Instruction —
Take every line where the string "JSON" appears and copy it.

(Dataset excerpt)

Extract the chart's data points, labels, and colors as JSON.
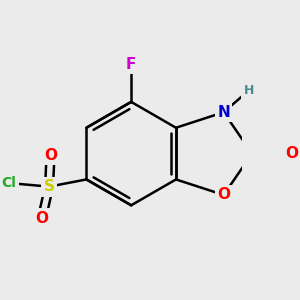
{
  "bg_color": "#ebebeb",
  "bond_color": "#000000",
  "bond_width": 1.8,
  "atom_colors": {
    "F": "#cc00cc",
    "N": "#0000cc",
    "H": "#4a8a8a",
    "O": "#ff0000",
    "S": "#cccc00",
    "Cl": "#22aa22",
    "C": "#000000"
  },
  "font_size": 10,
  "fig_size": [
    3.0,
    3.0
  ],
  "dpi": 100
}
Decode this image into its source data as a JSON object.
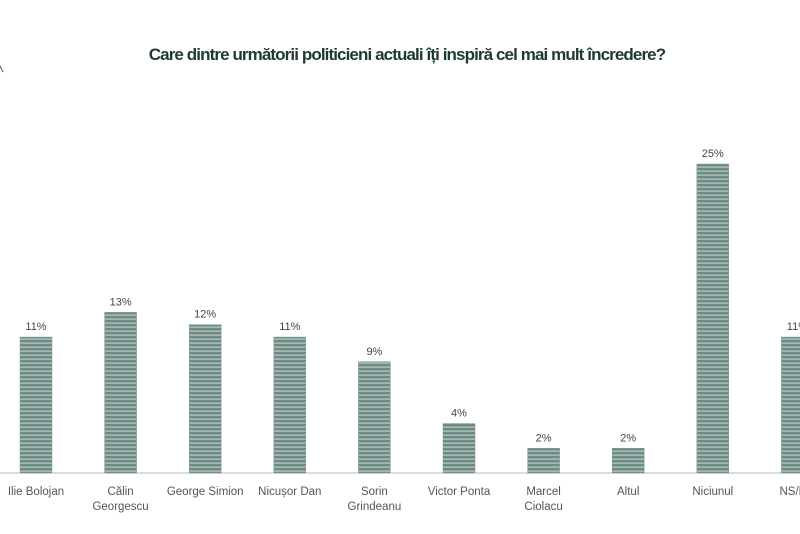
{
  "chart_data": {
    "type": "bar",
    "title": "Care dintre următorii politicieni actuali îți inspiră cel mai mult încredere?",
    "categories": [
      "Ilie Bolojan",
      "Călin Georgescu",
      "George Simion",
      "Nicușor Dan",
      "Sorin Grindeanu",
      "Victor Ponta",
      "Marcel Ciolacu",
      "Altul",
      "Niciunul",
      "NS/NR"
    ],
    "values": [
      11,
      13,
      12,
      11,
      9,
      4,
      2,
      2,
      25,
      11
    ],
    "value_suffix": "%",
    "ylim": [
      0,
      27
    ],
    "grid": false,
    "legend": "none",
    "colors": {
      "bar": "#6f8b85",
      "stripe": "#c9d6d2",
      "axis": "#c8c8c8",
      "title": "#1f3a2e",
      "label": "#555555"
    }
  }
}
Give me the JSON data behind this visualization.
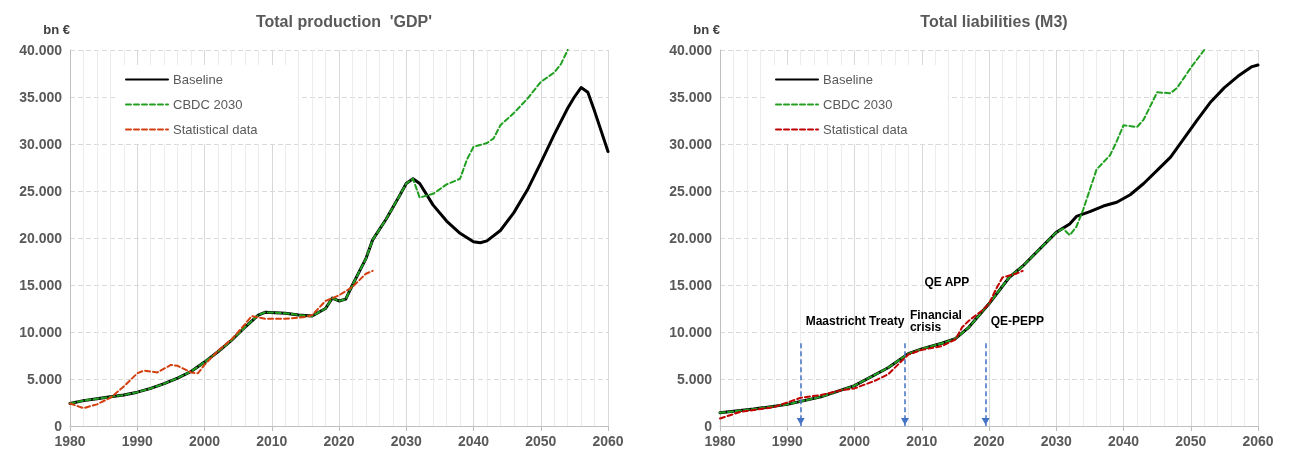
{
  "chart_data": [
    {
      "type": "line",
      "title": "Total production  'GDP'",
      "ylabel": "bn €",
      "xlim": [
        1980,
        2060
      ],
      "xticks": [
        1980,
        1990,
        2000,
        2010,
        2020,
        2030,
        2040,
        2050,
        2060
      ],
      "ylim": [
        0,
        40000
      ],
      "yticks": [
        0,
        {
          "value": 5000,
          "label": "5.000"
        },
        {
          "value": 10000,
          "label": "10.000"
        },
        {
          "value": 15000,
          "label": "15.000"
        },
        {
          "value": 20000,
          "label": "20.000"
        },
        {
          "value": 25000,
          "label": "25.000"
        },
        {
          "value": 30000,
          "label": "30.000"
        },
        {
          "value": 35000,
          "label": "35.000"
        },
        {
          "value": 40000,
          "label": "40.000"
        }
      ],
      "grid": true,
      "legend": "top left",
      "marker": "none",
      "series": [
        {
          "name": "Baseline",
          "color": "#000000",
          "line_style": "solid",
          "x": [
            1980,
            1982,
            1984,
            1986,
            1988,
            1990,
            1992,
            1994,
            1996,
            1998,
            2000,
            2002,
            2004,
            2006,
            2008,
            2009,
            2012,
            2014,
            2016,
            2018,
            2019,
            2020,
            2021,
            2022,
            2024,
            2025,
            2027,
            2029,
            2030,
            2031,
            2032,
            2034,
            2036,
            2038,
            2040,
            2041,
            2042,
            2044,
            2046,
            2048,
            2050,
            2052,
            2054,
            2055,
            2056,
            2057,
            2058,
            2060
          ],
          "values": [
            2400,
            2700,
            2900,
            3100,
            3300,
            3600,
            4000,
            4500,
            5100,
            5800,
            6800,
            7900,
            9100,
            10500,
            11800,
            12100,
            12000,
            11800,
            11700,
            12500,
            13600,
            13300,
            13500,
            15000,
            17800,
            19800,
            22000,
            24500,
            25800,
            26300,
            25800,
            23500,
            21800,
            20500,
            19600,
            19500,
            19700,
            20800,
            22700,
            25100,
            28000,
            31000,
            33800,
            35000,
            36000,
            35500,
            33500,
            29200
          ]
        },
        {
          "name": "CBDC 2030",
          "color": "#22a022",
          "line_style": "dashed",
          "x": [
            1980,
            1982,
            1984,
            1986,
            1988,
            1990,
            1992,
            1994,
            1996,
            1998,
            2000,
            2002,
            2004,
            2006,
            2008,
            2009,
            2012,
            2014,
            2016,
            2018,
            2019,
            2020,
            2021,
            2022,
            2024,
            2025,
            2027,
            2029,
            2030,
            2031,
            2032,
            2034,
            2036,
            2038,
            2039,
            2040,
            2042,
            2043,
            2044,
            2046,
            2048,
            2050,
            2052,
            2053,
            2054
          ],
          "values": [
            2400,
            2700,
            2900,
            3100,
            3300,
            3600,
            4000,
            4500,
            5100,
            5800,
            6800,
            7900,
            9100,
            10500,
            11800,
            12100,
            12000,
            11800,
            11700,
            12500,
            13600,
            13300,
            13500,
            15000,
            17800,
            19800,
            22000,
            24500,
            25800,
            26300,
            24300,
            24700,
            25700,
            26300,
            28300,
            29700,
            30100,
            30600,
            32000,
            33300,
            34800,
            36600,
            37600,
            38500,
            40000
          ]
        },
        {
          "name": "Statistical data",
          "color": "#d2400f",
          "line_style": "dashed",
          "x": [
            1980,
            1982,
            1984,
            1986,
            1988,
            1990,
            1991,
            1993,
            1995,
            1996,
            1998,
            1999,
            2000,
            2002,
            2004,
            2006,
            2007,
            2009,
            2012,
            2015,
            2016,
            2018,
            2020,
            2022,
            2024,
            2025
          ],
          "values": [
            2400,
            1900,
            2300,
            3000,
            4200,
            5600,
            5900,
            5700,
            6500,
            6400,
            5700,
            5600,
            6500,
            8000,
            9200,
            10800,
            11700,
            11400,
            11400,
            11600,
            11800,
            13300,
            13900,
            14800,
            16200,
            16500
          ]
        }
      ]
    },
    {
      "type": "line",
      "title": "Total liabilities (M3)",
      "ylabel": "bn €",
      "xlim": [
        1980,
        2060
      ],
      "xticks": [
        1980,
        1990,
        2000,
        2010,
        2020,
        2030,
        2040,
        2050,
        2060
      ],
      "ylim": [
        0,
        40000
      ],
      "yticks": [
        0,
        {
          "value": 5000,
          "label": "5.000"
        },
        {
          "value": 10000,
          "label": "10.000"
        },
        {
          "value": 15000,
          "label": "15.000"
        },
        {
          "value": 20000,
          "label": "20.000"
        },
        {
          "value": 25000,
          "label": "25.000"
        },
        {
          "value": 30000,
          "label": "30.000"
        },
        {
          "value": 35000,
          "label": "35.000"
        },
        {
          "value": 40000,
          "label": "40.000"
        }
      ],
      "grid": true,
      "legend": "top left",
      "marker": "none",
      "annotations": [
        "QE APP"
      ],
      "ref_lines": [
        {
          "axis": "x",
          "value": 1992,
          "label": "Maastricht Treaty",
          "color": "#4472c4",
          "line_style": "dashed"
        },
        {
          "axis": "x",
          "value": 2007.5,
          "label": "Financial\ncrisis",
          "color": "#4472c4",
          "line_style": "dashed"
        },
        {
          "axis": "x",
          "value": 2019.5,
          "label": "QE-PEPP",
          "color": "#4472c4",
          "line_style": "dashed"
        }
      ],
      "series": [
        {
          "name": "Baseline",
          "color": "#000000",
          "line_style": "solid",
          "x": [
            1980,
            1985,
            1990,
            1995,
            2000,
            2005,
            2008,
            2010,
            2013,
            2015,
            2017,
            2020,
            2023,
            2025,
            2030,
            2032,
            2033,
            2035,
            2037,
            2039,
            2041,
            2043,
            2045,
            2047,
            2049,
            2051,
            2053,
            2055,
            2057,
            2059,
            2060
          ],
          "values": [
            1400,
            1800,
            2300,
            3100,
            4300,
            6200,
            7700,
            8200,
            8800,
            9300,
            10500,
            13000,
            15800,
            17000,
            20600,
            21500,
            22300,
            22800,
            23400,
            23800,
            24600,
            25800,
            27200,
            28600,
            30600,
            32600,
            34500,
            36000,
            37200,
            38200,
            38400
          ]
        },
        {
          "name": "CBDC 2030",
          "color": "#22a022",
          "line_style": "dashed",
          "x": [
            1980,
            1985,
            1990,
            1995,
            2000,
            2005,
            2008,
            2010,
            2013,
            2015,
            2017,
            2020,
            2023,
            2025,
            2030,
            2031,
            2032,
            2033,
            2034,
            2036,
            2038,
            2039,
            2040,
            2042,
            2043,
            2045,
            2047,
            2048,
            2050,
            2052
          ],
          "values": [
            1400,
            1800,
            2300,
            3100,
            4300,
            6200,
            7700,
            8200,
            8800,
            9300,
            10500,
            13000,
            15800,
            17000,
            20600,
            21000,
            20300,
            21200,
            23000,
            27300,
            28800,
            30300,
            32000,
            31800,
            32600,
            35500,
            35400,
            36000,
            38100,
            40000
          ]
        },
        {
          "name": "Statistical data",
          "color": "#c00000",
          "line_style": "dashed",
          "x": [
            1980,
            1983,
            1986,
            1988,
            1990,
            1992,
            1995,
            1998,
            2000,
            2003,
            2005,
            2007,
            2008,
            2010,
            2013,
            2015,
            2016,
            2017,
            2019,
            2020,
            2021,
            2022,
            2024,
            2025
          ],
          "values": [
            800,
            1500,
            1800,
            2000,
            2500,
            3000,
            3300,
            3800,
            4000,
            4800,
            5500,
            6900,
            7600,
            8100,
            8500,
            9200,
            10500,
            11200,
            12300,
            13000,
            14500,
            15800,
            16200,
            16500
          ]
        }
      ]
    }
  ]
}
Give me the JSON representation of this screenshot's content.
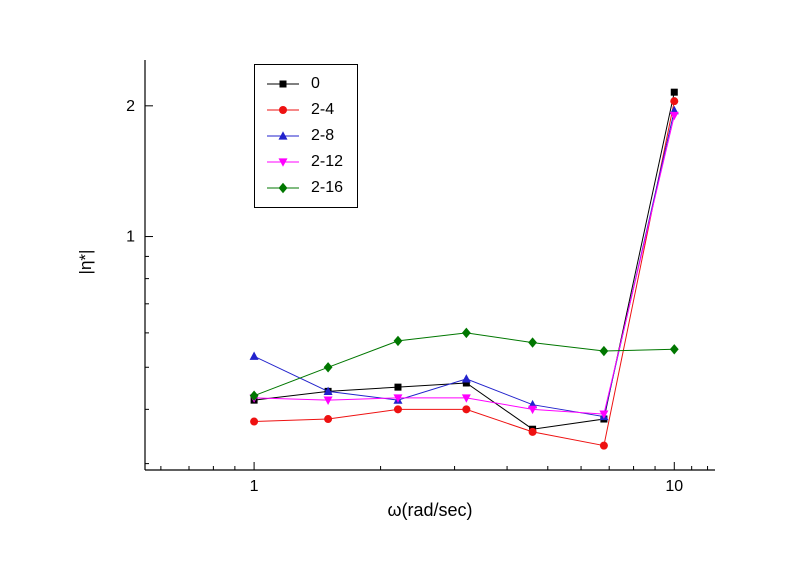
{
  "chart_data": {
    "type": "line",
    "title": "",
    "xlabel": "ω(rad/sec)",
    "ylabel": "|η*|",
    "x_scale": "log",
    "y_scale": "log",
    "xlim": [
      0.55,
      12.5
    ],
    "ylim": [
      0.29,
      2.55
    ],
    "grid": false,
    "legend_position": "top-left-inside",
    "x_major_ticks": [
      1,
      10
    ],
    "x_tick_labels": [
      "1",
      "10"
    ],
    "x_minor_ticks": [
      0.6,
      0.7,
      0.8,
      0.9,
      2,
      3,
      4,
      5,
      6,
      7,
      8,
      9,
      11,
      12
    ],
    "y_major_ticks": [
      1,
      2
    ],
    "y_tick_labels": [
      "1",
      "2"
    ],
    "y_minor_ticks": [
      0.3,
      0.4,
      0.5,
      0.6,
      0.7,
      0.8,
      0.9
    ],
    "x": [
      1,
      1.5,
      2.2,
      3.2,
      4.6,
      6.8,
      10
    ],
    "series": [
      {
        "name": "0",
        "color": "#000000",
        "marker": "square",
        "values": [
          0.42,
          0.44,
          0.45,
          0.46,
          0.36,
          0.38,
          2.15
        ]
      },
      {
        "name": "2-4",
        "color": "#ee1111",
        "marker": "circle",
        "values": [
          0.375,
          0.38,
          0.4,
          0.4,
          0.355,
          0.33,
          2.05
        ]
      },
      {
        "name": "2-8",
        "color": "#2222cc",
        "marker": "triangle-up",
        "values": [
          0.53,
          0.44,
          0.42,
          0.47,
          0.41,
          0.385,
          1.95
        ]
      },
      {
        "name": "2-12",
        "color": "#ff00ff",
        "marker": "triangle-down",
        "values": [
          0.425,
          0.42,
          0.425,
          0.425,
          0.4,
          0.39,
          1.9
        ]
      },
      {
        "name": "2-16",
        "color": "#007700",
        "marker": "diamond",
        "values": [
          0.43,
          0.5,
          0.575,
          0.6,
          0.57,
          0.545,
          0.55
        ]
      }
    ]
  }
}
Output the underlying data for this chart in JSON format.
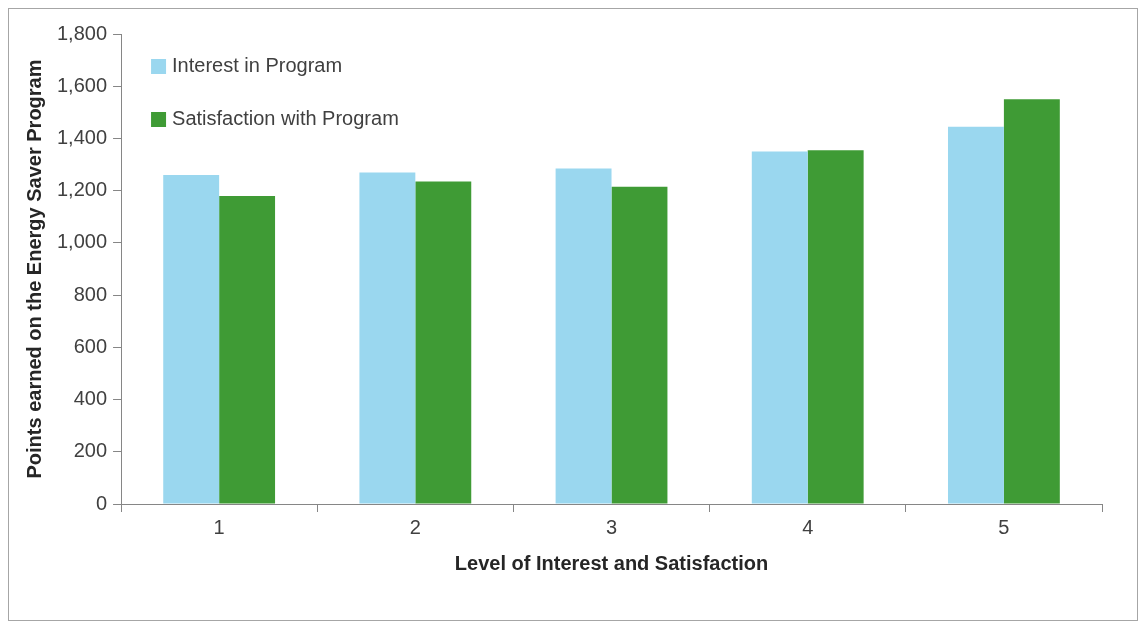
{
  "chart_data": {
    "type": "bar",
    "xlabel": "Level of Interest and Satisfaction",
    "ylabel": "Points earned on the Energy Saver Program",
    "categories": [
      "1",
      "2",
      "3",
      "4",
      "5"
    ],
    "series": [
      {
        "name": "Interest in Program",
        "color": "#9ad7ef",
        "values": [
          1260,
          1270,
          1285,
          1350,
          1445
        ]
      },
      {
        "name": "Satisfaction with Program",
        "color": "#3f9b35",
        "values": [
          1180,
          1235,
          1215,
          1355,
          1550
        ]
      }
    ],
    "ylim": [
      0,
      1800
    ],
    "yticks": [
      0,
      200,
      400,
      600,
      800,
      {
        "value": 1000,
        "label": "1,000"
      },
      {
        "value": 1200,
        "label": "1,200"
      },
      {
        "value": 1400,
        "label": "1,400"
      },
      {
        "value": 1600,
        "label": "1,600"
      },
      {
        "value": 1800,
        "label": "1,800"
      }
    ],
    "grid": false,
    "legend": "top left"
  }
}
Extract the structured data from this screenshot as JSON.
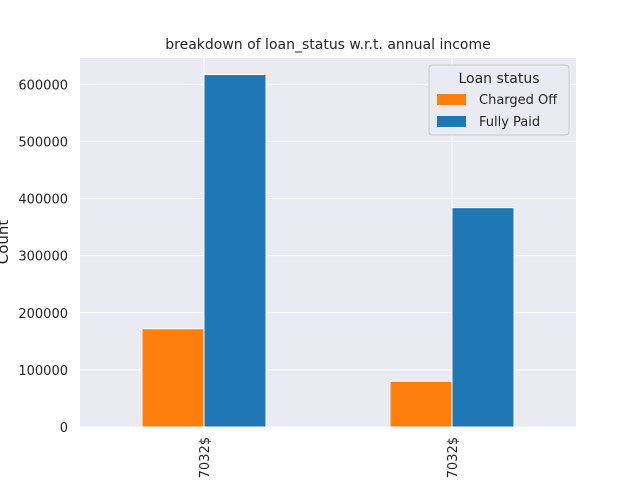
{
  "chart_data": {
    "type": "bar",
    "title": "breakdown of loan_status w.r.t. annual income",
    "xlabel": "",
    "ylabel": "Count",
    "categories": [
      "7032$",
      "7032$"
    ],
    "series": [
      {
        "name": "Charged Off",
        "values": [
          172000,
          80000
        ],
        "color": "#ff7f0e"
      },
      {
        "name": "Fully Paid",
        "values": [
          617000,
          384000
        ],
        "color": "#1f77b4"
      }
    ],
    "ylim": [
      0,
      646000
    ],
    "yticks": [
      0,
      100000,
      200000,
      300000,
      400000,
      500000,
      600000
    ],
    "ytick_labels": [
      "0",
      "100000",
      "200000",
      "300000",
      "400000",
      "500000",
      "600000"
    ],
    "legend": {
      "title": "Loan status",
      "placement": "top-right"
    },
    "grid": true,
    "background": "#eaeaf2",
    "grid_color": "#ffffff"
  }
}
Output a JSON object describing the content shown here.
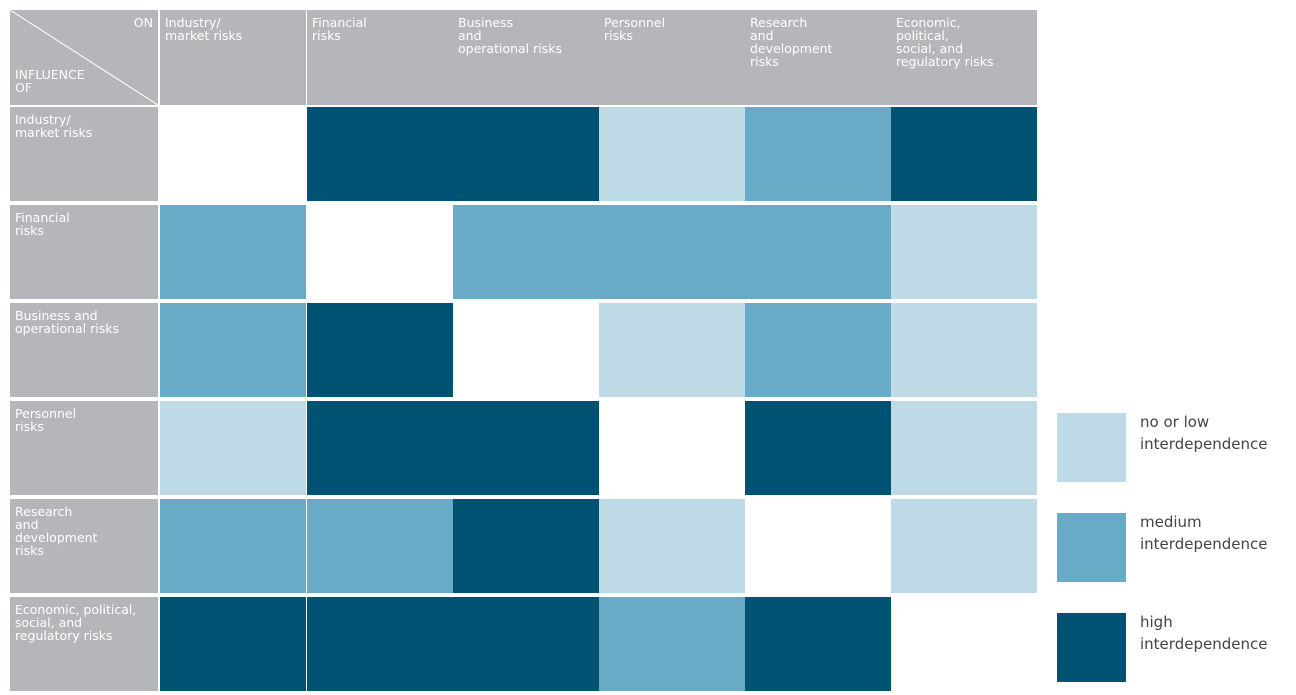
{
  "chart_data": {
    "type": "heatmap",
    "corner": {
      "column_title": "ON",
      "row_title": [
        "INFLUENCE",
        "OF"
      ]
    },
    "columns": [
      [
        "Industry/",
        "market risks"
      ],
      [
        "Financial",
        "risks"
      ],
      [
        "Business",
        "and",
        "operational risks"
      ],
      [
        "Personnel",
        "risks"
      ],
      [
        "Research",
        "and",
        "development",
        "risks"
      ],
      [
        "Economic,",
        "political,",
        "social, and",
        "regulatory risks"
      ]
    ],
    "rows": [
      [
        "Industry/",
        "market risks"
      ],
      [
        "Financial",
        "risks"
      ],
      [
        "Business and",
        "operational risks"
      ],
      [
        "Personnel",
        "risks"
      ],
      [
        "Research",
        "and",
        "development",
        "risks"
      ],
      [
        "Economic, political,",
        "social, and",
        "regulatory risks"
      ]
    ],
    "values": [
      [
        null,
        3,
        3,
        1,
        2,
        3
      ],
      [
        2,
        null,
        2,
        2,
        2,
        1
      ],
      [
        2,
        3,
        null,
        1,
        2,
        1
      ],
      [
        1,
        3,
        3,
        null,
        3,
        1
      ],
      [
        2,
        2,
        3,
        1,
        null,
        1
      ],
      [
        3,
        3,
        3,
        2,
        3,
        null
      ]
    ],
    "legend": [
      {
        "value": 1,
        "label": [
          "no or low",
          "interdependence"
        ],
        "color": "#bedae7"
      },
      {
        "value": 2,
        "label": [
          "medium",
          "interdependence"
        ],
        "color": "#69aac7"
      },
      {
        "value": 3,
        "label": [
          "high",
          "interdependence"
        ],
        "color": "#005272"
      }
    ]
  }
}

Result of this task —
Extract the chart's data points, labels, and colors as JSON.
Decode this image into its source data as a JSON object.
Give me the JSON data behind this visualization.
Give me the JSON representation of this screenshot's content.
Output the underlying data for this chart in JSON format.
Extract the structured data from this screenshot as JSON.
Output a JSON object describing the content shown here.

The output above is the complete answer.